(Records from a data source)

[Start]

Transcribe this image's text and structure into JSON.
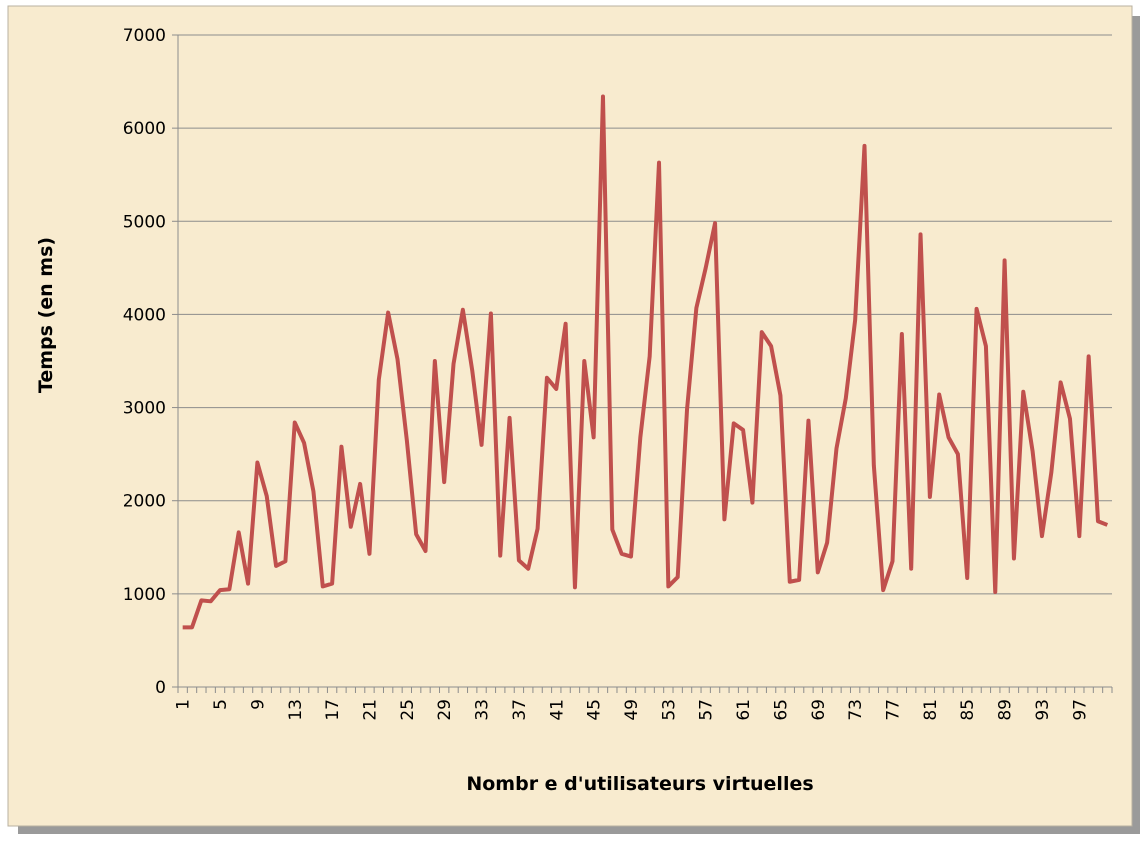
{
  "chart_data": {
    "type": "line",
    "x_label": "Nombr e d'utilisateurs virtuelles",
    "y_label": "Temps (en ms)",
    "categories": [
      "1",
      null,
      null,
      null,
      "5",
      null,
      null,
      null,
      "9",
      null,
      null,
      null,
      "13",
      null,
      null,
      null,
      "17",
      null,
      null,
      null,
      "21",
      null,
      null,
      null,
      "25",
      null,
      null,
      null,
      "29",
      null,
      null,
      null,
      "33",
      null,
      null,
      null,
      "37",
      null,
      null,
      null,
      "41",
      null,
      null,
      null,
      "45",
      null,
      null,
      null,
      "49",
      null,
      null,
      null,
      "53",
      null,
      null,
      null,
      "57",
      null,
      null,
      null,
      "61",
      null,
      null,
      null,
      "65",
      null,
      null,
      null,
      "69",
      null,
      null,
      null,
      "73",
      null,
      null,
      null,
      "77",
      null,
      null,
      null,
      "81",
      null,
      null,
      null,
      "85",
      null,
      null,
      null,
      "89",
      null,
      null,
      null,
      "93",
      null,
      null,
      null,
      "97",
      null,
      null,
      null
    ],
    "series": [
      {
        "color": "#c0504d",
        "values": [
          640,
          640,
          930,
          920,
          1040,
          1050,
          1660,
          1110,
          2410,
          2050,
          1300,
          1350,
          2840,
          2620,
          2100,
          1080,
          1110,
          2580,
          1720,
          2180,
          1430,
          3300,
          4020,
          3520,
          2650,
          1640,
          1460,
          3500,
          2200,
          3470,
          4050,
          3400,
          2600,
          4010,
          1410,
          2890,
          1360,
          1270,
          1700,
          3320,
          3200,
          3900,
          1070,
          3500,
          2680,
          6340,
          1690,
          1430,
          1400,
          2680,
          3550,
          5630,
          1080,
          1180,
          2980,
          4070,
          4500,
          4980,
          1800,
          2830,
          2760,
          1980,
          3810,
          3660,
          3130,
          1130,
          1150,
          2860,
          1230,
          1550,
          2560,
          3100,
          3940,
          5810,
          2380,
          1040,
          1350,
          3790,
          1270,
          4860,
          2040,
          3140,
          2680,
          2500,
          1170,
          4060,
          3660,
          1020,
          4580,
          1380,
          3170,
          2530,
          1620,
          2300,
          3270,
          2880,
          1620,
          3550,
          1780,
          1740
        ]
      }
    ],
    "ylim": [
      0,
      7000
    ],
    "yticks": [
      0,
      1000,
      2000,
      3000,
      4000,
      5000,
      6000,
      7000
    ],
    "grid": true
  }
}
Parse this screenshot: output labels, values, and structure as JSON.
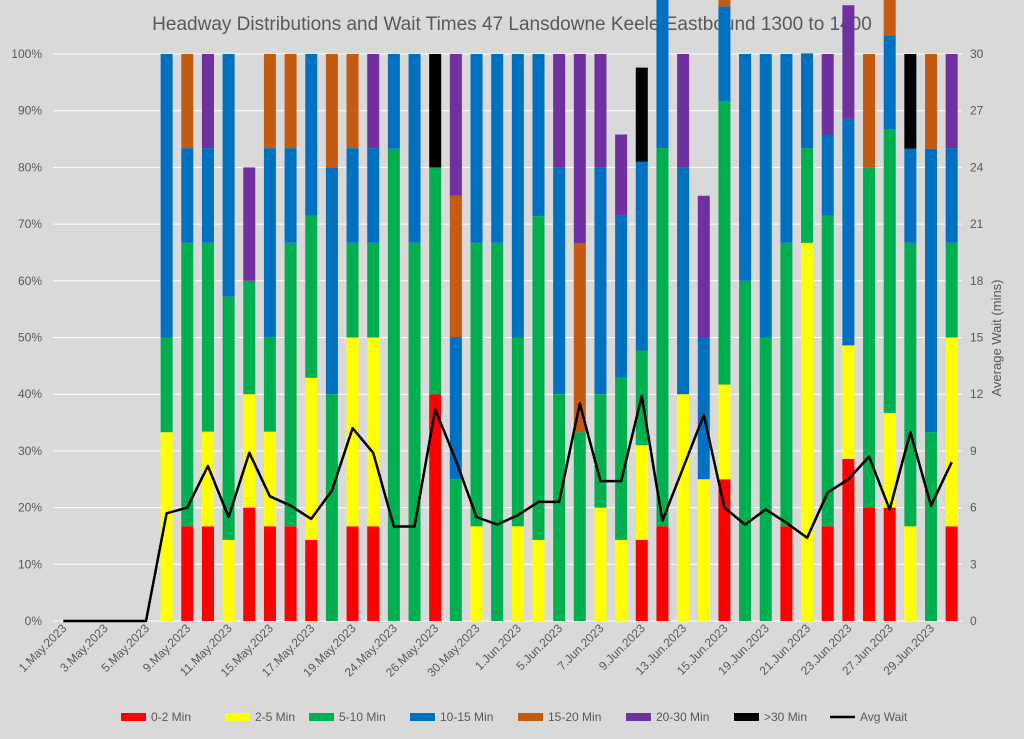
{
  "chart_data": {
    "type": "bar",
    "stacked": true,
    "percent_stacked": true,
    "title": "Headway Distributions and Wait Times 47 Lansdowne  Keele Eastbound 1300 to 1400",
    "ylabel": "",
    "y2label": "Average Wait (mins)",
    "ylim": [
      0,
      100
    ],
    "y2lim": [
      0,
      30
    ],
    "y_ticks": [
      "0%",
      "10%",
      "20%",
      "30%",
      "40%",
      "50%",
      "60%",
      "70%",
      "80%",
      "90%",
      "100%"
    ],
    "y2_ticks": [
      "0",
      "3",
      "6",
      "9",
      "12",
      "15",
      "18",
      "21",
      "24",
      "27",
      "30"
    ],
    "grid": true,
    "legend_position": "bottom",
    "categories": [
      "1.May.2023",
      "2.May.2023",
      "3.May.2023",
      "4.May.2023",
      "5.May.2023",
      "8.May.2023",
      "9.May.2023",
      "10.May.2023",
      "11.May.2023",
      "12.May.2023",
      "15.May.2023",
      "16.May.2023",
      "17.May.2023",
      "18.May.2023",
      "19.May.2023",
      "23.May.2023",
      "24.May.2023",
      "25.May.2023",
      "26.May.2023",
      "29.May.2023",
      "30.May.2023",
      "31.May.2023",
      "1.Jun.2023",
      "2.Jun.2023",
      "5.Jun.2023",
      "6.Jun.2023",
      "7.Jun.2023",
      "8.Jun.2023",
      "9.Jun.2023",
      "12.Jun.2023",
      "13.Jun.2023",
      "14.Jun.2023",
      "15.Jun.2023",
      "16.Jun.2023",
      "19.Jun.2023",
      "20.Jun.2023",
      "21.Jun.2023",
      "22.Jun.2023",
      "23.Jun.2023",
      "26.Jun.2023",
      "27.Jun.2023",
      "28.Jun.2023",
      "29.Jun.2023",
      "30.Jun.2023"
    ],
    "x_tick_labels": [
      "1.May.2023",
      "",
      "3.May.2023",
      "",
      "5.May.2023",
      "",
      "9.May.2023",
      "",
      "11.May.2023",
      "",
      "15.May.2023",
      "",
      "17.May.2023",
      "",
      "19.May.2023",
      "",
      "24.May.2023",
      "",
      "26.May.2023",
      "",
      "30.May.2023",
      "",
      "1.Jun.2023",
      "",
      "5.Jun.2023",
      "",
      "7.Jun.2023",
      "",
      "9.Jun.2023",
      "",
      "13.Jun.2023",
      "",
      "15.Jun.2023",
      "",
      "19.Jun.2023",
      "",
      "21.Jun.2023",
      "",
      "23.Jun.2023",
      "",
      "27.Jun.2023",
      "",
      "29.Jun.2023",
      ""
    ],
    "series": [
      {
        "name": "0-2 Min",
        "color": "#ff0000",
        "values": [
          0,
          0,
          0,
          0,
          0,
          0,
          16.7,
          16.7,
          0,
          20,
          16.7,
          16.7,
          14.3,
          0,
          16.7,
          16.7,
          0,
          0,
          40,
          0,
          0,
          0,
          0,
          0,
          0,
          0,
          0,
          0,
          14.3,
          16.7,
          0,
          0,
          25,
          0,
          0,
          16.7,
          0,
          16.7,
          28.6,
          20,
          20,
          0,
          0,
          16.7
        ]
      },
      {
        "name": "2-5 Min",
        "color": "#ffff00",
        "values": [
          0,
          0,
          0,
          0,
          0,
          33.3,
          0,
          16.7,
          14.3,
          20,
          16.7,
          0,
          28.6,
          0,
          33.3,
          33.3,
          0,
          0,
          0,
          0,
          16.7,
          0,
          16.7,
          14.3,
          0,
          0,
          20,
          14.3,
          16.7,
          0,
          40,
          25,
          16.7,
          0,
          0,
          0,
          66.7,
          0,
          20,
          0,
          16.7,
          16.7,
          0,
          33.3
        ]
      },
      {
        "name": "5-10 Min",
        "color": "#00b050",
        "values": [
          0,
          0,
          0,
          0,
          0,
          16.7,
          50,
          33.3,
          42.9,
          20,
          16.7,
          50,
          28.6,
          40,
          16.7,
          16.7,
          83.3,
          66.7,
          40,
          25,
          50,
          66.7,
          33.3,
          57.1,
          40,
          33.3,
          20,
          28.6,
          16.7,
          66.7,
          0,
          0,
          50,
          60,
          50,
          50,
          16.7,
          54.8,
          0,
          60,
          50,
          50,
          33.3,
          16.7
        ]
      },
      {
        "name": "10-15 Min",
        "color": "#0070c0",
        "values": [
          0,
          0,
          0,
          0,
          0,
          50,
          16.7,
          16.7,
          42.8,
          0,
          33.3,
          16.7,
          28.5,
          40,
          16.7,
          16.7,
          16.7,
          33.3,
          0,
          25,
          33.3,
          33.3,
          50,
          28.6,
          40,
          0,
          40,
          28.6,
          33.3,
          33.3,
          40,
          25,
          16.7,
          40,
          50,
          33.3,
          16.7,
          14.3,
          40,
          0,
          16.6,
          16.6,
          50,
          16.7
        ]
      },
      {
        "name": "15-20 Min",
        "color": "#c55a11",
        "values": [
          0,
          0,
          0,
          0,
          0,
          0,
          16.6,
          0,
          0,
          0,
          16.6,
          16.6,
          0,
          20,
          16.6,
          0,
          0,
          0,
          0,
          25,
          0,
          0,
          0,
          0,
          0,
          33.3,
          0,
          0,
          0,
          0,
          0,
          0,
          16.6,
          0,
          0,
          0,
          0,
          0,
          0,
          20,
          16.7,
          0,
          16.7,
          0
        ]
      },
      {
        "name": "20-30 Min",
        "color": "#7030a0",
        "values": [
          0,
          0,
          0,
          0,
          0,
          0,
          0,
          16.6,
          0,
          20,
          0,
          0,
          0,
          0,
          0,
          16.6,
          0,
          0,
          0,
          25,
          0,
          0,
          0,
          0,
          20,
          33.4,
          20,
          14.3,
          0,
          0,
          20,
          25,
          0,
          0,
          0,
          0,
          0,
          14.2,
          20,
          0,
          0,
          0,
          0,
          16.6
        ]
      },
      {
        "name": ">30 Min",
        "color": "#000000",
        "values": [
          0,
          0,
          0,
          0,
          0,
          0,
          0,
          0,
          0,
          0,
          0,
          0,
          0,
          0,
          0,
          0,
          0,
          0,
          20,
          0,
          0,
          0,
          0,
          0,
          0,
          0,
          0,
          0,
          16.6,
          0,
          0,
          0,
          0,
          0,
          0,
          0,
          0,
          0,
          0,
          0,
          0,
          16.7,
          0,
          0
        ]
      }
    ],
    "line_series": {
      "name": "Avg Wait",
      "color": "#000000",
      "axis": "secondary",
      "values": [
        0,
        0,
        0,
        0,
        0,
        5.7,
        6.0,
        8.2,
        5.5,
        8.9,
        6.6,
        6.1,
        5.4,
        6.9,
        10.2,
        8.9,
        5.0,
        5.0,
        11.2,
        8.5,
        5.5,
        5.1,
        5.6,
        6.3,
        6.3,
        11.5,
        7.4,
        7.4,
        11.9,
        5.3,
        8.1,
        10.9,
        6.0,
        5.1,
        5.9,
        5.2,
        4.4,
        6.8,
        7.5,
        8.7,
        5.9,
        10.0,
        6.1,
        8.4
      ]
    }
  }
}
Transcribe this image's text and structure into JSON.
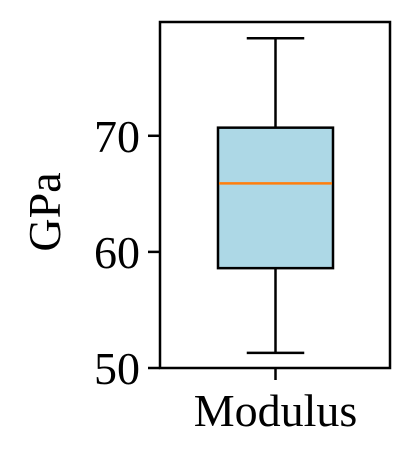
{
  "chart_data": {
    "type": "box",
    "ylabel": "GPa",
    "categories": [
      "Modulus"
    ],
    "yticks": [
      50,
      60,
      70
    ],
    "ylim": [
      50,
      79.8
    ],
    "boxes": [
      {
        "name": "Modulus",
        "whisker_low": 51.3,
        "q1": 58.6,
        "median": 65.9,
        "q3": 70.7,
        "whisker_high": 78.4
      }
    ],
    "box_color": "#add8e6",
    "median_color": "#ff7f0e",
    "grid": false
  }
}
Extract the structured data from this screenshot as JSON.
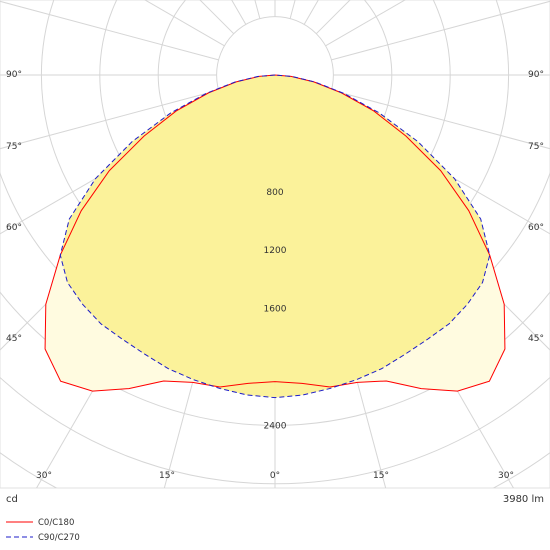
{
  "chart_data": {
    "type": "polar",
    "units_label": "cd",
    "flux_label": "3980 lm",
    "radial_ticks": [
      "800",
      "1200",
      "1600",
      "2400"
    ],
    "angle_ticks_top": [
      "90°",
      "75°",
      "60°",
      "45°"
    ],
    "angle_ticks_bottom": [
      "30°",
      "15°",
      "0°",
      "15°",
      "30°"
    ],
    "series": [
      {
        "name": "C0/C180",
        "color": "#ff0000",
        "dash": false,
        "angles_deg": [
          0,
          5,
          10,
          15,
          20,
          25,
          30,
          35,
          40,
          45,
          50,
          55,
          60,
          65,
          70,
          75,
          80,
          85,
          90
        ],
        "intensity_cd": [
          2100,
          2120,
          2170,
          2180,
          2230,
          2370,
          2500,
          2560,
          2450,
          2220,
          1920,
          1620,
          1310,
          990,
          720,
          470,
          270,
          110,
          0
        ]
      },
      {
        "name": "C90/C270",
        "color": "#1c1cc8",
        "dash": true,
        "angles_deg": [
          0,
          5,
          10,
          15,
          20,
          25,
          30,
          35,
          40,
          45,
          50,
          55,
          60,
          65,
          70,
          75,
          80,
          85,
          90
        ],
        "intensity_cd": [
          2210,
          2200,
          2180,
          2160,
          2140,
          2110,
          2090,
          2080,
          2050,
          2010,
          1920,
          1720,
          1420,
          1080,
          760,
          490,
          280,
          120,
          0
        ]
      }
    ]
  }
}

[End]

Instruction
Going through the data above, count the lines where the string "Wait" appears, and answer with only that number.

Answer below
3